GIVEN EXERCISE: Repeat the entries that follow verbatim, without any of their pictures.

Some records:
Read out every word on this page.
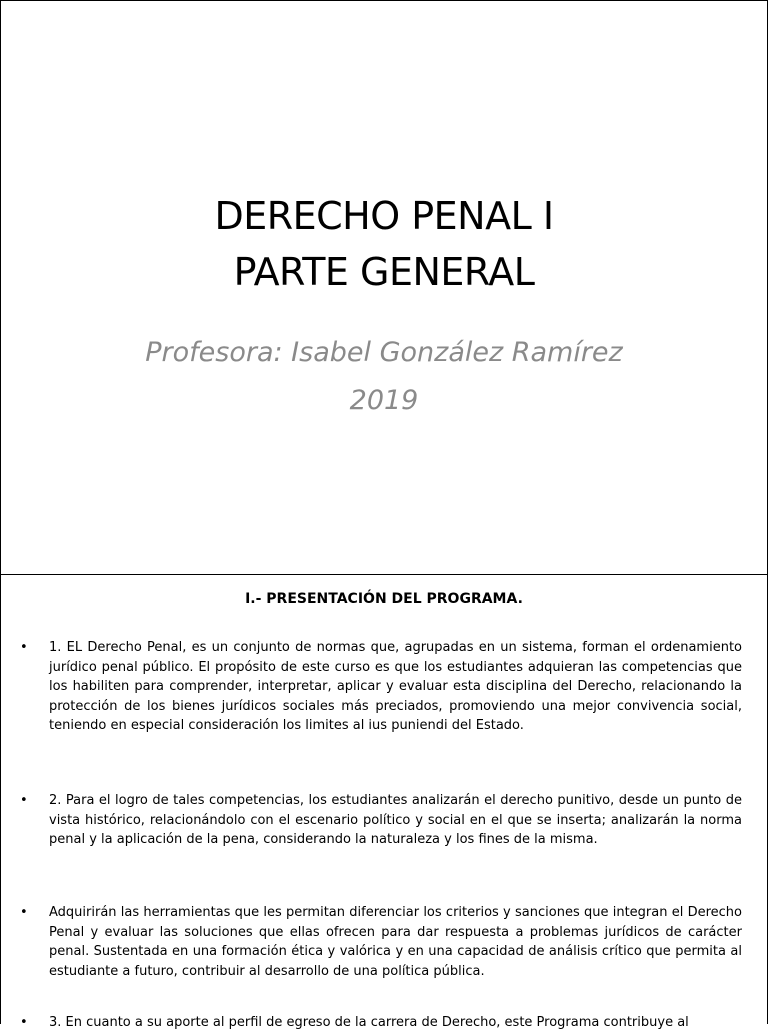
DERECHO PENAL I
PARTE GENERAL
Profesora: Isabel González Ramírez
2019
I.- PRESENTACIÓN DEL PROGRAMA.
• 1. EL Derecho Penal, es un conjunto de normas que, agrupadas en un sistema, forman el ordenamiento jurídico penal público. El propósito de este curso es que los estudiantes adquieran las competencias que los habiliten para comprender, interpretar, aplicar y evaluar esta disciplina del Derecho, relacionando la protección de los bienes jurídicos sociales más preciados, promoviendo una mejor convivencia social, teniendo en especial consideración los limites al ius puniendi del Estado.
• 2. Para el logro de tales competencias, los estudiantes analizarán el derecho punitivo, desde un punto de vista histórico, relacionándolo con el escenario político y social en el que se inserta; analizarán la norma penal y la aplicación de la pena, considerando la naturaleza y los fines de la misma.
• Adquirirán las herramientas que les permitan diferenciar los criterios y sanciones que integran el Derecho Penal y evaluar las soluciones que ellas ofrecen para dar respuesta a problemas jurídicos de carácter penal. Sustentada en una formación ética y valórica y en una capacidad de análisis crítico que permita al estudiante a futuro, contribuir al desarrollo de una política pública.
• 3. En cuanto a su aporte al perfil de egreso de la carrera de Derecho, este Programa contribuye al
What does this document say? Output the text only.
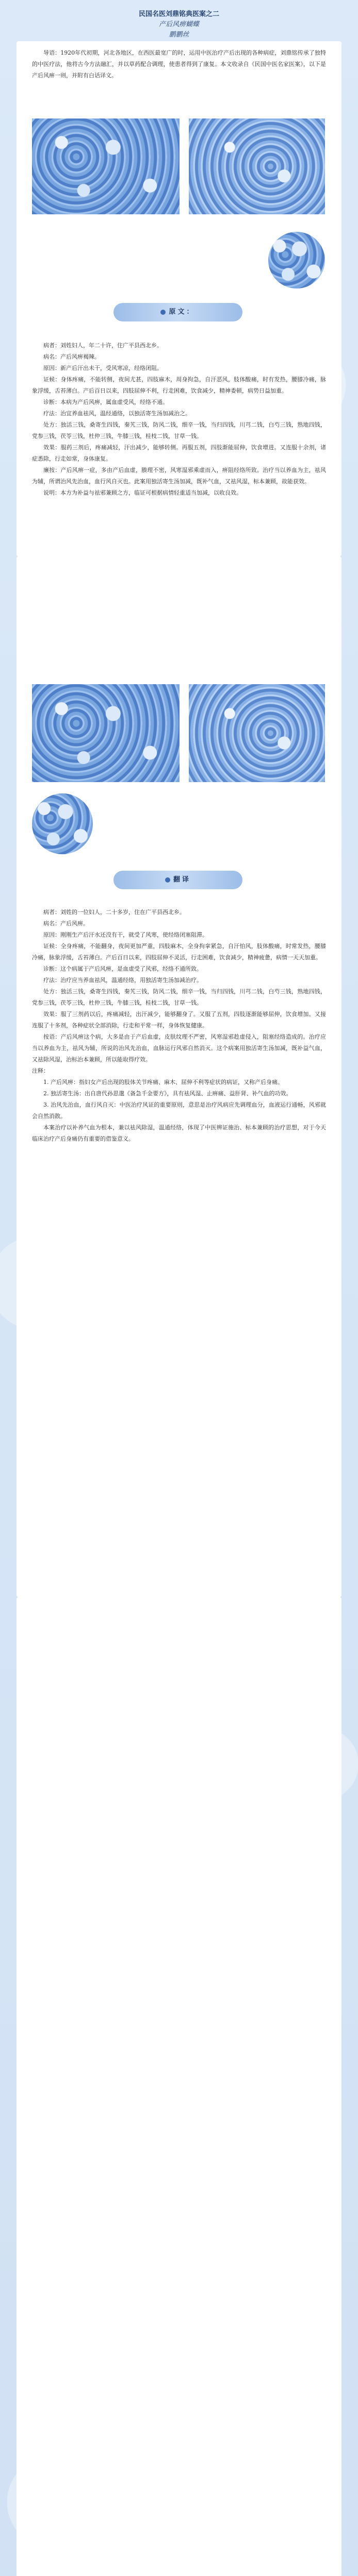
民国名医刘鼎铭典医案之二
产后风痹蝴蝶
鹏鹏丝

导语：1920年代初期，河北各地区，在西医最宽广的时，运用中医治疗产后出现的各种病症，刘鼎铭传承了独特的中医疗法，他将古今方法融汇，并以草药配合调理，使患者得到了康复。本文收录自《民国中医名家医案》，以下是产后风痹一则，并附有白话译文。

原文：

病者：刘姓妇人，年二十许，住广平县西北乡。

病名：产后风痹褐辣。

原因：新产后汗出未干，受风寒凉，经络闭阻。

证候：身体疼痛，不能转侧，夜间尤甚，四肢麻木，周身拘急，自汗恶风，肢体酸痛，时有发热，腰膝冷痛，脉象浮缓，舌苔薄白。产后百日以来，四肢屈伸不利，行走困难，饮食减少，精神委顿，病势日益加重。

诊断：本病为产后风痹，属血虚受风，经络不通。

疗法：治宜养血祛风，温经通络，以独活寄生汤加减治之。

处方：独活三钱，桑寄生四钱，秦艽三钱，防风二钱，细辛一钱，当归四钱，川芎二钱，白芍三钱，熟地四钱，党参三钱，茯苓三钱，杜仲三钱，牛膝三钱，桂枝二钱，甘草一钱。

效果：服药三剂后，疼痛减轻，汗出减少，能够转侧。再服五剂，四肢渐能屈伸，饮食增进。又连服十余剂，诸症悉除，行走如常，身体康复。

廉按：产后风痹一症，多由产后血虚，腠理不密，风寒湿邪乘虚而入，痹阻经络所致。治疗当以养血为主，祛风为辅，所谓治风先治血，血行风自灭也。此案用独活寄生汤加减，既补气血，又祛风湿，标本兼顾，故能获效。

说明：本方为补益与祛邪兼顾之方，临证可根据病情轻重适当加减，以收良效。

翻译

病者：刘姓的一位妇人，二十多岁，住在广平县西北乡。

病名：产后风痹。

原因：刚刚生产后汗水还没有干，就受了风寒，使经络闭塞阻滞。

证候：全身疼痛，不能翻身，夜间更加严重，四肢麻木，全身拘挛紧急，自汗怕风，肢体酸痛，时常发热，腰膝冷痛，脉象浮缓，舌苔薄白。产后百日以来，四肢屈伸不灵活，行走困难，饮食减少，精神疲惫，病情一天天加重。

诊断：这个病属于产后风痹，是血虚受了风邪，经络不通所致。

疗法：治疗应当养血祛风，温通经络，用独活寄生汤加减治疗。

处方：独活三钱，桑寄生四钱，秦艽三钱，防风二钱，细辛一钱，当归四钱，川芎二钱，白芍三钱，熟地四钱，党参三钱，茯苓三钱，杜仲三钱，牛膝三钱，桂枝二钱，甘草一钱。

效果：服了三剂药以后，疼痛减轻，出汗减少，能够翻身了。又服了五剂，四肢逐渐能够屈伸，饮食增加。又接连服了十多剂，各种症状全部消除，行走和平常一样，身体恢复健康。

按语：产后风痹这个病，大多是由于产后血虚，皮肤纹理不严密，风寒湿邪趁虚侵入，阻塞经络造成的。治疗应当以养血为主，祛风为辅，所说的治风先治血，血脉运行风邪自然消灭。这个病案用独活寄生汤加减，既补益气血，又祛除风湿，治标治本兼顾，所以能取得疗效。

注释：

1. 产后风痹：指妇女产后出现的肢体关节疼痛、麻木、屈伸不利等症状的病证，又称产后身痛。

2. 独活寄生汤：出自唐代孙思邈《备急千金要方》，具有祛风湿、止痹痛、益肝肾、补气血的功效。

3. 治风先治血，血行风自灭：中医治疗风证的重要原则，意思是治疗风病应先调理血分，血液运行通畅，风邪就会自然消散。

本案治疗以补养气血为根本，兼以祛风除湿，温通经络，体现了中医辨证施治、标本兼顾的治疗思想，对于今天临床治疗产后身痛仍有重要的借鉴意义。
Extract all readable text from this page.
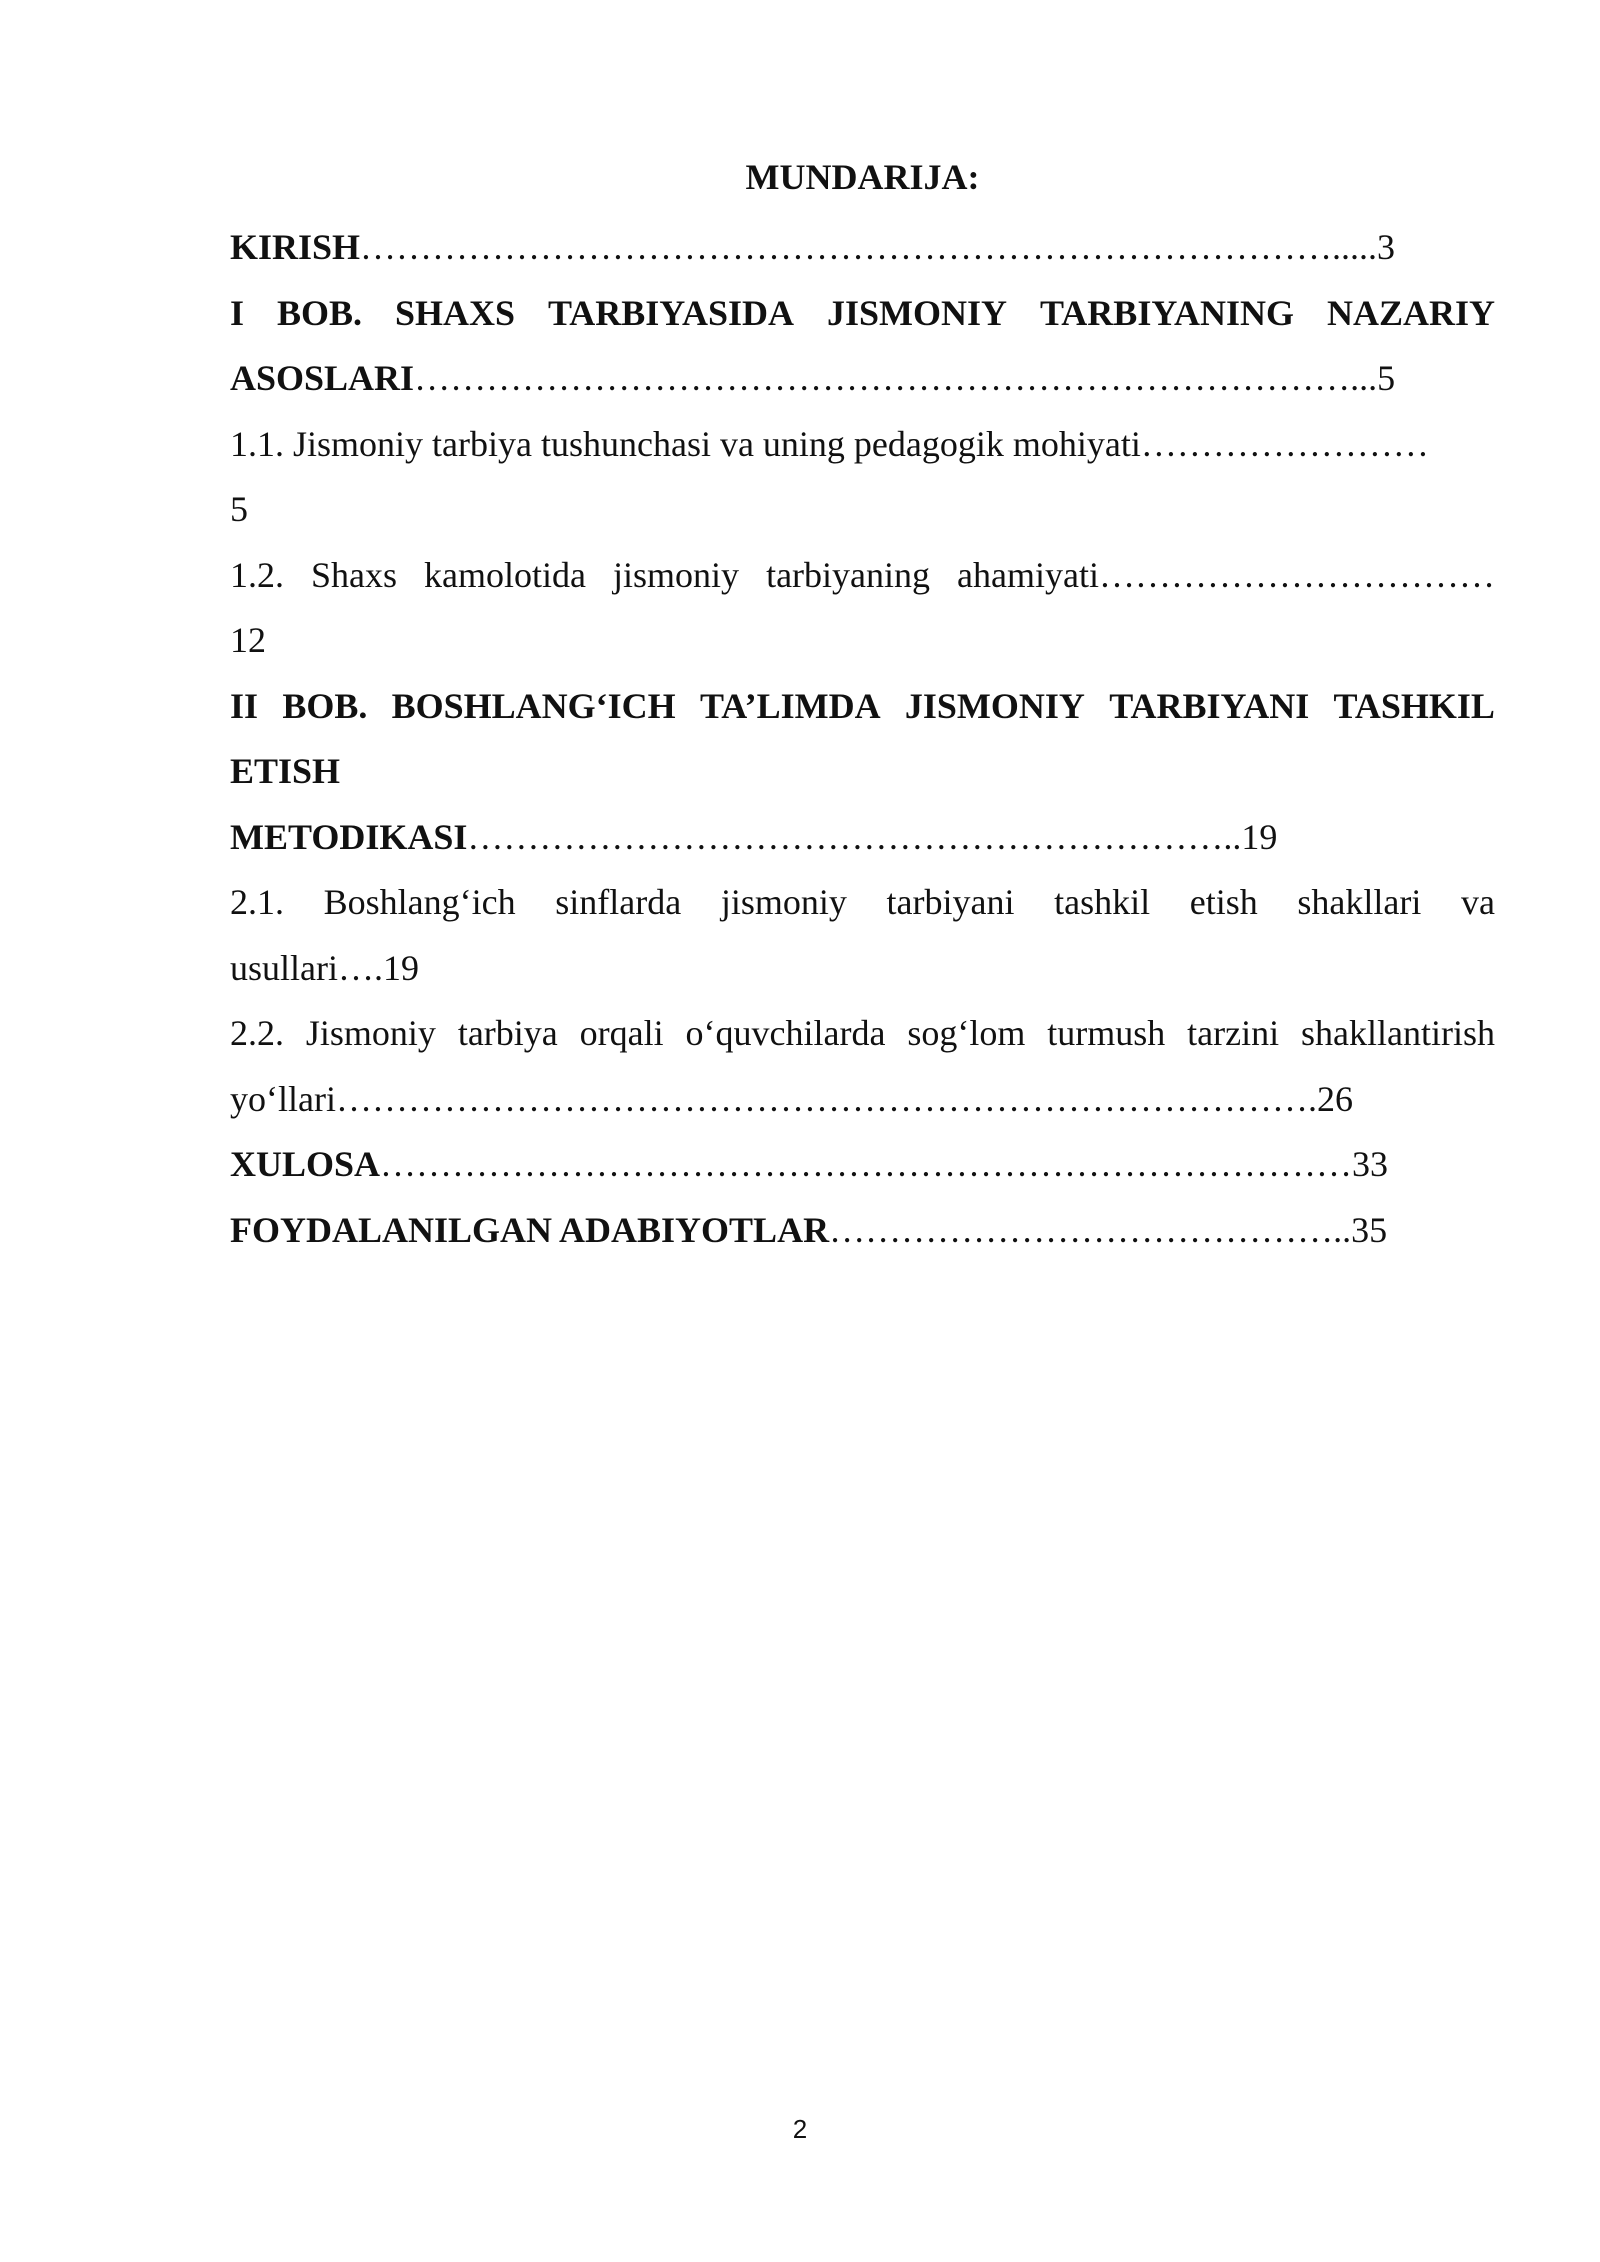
MUNDARIJA:
KIRISH……………………………………………………………………….....3
I BOB. SHAXS TARBIYASIDA JISMONIY TARBIYANING NAZARIY
ASOSLARI……………………………………………………………………...5
1.1. Jismoniy tarbiya tushunchasi va uning pedagogik mohiyati……………………
5
1.2. Shaxs kamolotida jismoniy tarbiyaning ahamiyati……………………………
12
II BOB. BOSHLANG‘ICH TA’LIMDA JISMONIY TARBIYANI TASHKIL
ETISH
METODIKASI………………………………………………………..19
2.1. Boshlang‘ich sinflarda jismoniy tarbiyani tashkil etish shakllari va
usullari….19
2.2. Jismoniy tarbiya orqali o‘quvchilarda sog‘lom turmush tarzini shakllantirish
yo‘llari……………………………………………………………………….26
XULOSA………………………………………………………………………33
FOYDALANILGAN ADABIYOTLAR……………………………………..35
2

CORRECT ANSWER:
Read out every word on this page.
DERECHO PENAL I
PARTE GENERAL
Profesora: Isabel González Ramírez
2019
I.- PRESENTACIÓN DEL PROGRAMA.
• 1. EL Derecho Penal, es un conjunto de normas que, agrupadas en un sistema, forman el ordenamiento jurídico penal público. El propósito de este curso es que los estudiantes adquieran las competencias que los habiliten para comprender, interpretar, aplicar y evaluar esta disciplina del Derecho, relacionando la protección de los bienes jurídicos sociales más preciados, promoviendo una mejor convivencia social, teniendo en especial consideración los limites al ius puniendi del Estado.
• 2. Para el logro de tales competencias, los estudiantes analizarán el derecho punitivo, desde un punto de vista histórico, relacionándolo con el escenario político y social en el que se inserta; analizarán la norma penal y la aplicación de la pena, considerando la naturaleza y los fines de la misma.
• Adquirirán las herramientas que les permitan diferenciar los criterios y sanciones que integran el Derecho Penal y evaluar las soluciones que ellas ofrecen para dar respuesta a problemas jurídicos de carácter penal. Sustentada en una formación ética y valórica y en una capacidad de análisis crítico que permita al estudiante a futuro, contribuir al desarrollo de una política pública.
• 3. En cuanto a su aporte al perfil de egreso de la carrera de Derecho, este Programa contribuye al
What does this document say? Output the text only.
民国名医刘鼎铭典医案之二
产后风痹蝴蝶
鹏鹏丝

导语：1920年代初期，河北各地区，在西医最宽广的时，运用中医治疗产后出现的各种病症，刘鼎铭传承了独特的中医疗法，他将古今方法融汇，并以草药配合调理，使患者得到了康复。本文收录自《民国中医名家医案》，以下是产后风痹一则，并附有白话译文。

原文：

病者：刘姓妇人，年二十许，住广平县西北乡。

病名：产后风痹褐辣。

原因：新产后汗出未干，受风寒凉，经络闭阻。

证候：身体疼痛，不能转侧，夜间尤甚，四肢麻木，周身拘急，自汗恶风，肢体酸痛，时有发热，腰膝冷痛，脉象浮缓，舌苔薄白。产后百日以来，四肢屈伸不利，行走困难，饮食减少，精神委顿，病势日益加重。

诊断：本病为产后风痹，属血虚受风，经络不通。

疗法：治宜养血祛风，温经通络，以独活寄生汤加减治之。

处方：独活三钱，桑寄生四钱，秦艽三钱，防风二钱，细辛一钱，当归四钱，川芎二钱，白芍三钱，熟地四钱，党参三钱，茯苓三钱，杜仲三钱，牛膝三钱，桂枝二钱，甘草一钱。

效果：服药三剂后，疼痛减轻，汗出减少，能够转侧。再服五剂，四肢渐能屈伸，饮食增进。又连服十余剂，诸症悉除，行走如常，身体康复。

廉按：产后风痹一症，多由产后血虚，腠理不密，风寒湿邪乘虚而入，痹阻经络所致。治疗当以养血为主，祛风为辅，所谓治风先治血，血行风自灭也。此案用独活寄生汤加减，既补气血，又祛风湿，标本兼顾，故能获效。

说明：本方为补益与祛邪兼顾之方，临证可根据病情轻重适当加减，以收良效。

翻译

病者：刘姓的一位妇人，二十多岁，住在广平县西北乡。

病名：产后风痹。

原因：刚刚生产后汗水还没有干，就受了风寒，使经络闭塞阻滞。

证候：全身疼痛，不能翻身，夜间更加严重，四肢麻木，全身拘挛紧急，自汗怕风，肢体酸痛，时常发热，腰膝冷痛，脉象浮缓，舌苔薄白。产后百日以来，四肢屈伸不灵活，行走困难，饮食减少，精神疲惫，病情一天天加重。

诊断：这个病属于产后风痹，是血虚受了风邪，经络不通所致。

疗法：治疗应当养血祛风，温通经络，用独活寄生汤加减治疗。

处方：独活三钱，桑寄生四钱，秦艽三钱，防风二钱，细辛一钱，当归四钱，川芎二钱，白芍三钱，熟地四钱，党参三钱，茯苓三钱，杜仲三钱，牛膝三钱，桂枝二钱，甘草一钱。

效果：服了三剂药以后，疼痛减轻，出汗减少，能够翻身了。又服了五剂，四肢逐渐能够屈伸，饮食增加。又接连服了十多剂，各种症状全部消除，行走和平常一样，身体恢复健康。

按语：产后风痹这个病，大多是由于产后血虚，皮肤纹理不严密，风寒湿邪趁虚侵入，阻塞经络造成的。治疗应当以养血为主，祛风为辅，所说的治风先治血，血脉运行风邪自然消灭。这个病案用独活寄生汤加减，既补益气血，又祛除风湿，治标治本兼顾，所以能取得疗效。

注释：

1. 产后风痹：指妇女产后出现的肢体关节疼痛、麻木、屈伸不利等症状的病证，又称产后身痛。

2. 独活寄生汤：出自唐代孙思邈《备急千金要方》，具有祛风湿、止痹痛、益肝肾、补气血的功效。

3. 治风先治血，血行风自灭：中医治疗风证的重要原则，意思是治疗风病应先调理血分，血液运行通畅，风邪就会自然消散。

本案治疗以补养气血为根本，兼以祛风除湿，温通经络，体现了中医辨证施治、标本兼顾的治疗思想，对于今天临床治疗产后身痛仍有重要的借鉴意义。
Extract all readable text from this page.
MUNDARIJA:
KIRISH……………………………………………………………………….....3
I BOB. SHAXS TARBIYASIDA JISMONIY TARBIYANING NAZARIY
ASOSLARI……………………………………………………………………...5
1.1. Jismoniy tarbiya tushunchasi va uning pedagogik mohiyati……………………
5
1.2. Shaxs kamolotida jismoniy tarbiyaning ahamiyati……………………………
12
II BOB. BOSHLANG‘ICH TA’LIMDA JISMONIY TARBIYANI TASHKIL
ETISH
METODIKASI………………………………………………………..19
2.1. Boshlang‘ich sinflarda jismoniy tarbiyani tashkil etish shakllari va
usullari….19
2.2. Jismoniy tarbiya orqali o‘quvchilarda sog‘lom turmush tarzini shakllantirish
yo‘llari……………………………………………………………………….26
XULOSA………………………………………………………………………33
FOYDALANILGAN ADABIYOTLAR……………………………………..35
2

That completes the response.